### What you will do
Using the entries that follow, count the lines containing the word "Arrow" and give that number by itself.

### Information supplied

++++

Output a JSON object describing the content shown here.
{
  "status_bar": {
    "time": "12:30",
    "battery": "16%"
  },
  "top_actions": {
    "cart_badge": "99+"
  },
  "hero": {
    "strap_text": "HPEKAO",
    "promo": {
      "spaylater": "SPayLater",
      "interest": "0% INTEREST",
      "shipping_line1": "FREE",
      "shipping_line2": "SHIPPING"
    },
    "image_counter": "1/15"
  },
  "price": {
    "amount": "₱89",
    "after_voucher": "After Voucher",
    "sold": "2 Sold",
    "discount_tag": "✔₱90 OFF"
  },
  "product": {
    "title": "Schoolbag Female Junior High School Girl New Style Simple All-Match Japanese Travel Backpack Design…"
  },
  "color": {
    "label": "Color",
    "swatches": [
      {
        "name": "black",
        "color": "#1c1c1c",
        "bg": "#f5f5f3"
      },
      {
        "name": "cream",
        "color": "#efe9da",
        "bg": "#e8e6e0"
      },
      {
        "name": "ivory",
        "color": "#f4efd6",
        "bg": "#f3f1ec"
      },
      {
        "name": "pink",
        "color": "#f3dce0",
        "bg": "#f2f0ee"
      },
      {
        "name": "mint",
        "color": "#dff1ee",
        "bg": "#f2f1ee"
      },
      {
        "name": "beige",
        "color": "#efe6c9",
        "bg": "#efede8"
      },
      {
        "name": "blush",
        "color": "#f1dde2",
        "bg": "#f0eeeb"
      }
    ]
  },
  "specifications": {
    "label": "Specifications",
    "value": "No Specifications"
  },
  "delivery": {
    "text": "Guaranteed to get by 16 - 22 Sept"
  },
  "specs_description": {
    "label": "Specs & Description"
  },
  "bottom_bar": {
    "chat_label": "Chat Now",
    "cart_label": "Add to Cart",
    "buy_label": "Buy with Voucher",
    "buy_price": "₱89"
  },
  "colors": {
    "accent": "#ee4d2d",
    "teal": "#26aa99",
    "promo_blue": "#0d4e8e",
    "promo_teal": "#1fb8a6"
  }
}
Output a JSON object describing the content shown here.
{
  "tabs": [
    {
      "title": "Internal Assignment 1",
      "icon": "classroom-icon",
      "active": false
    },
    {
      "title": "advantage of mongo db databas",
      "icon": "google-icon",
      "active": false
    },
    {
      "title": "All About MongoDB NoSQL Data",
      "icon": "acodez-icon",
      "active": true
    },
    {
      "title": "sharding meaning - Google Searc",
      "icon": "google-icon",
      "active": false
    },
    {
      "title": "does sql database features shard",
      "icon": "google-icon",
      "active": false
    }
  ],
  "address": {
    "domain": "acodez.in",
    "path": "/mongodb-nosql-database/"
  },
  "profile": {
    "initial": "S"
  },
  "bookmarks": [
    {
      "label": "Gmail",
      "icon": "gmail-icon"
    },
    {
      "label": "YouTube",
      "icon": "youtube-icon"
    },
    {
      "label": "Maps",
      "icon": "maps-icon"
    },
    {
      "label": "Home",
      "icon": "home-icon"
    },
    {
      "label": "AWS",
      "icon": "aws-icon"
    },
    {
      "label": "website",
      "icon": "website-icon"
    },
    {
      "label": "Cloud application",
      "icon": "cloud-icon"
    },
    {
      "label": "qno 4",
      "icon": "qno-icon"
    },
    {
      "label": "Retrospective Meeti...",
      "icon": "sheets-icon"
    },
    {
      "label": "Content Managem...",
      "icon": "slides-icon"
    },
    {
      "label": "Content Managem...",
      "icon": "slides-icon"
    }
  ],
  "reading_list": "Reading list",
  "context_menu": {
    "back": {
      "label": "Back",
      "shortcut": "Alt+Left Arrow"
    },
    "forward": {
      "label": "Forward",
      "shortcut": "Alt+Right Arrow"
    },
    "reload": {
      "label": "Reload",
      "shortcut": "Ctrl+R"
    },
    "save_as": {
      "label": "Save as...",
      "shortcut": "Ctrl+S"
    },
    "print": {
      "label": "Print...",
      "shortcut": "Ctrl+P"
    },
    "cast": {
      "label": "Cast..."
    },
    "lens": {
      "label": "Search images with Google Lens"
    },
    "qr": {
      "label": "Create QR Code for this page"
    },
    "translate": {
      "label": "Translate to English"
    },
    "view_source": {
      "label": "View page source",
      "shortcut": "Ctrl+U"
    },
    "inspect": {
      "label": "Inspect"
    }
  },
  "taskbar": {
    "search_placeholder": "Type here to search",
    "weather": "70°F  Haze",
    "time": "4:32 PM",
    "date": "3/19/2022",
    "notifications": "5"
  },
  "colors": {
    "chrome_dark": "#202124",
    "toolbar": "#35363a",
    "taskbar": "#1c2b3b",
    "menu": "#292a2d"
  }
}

++++

### Final result
2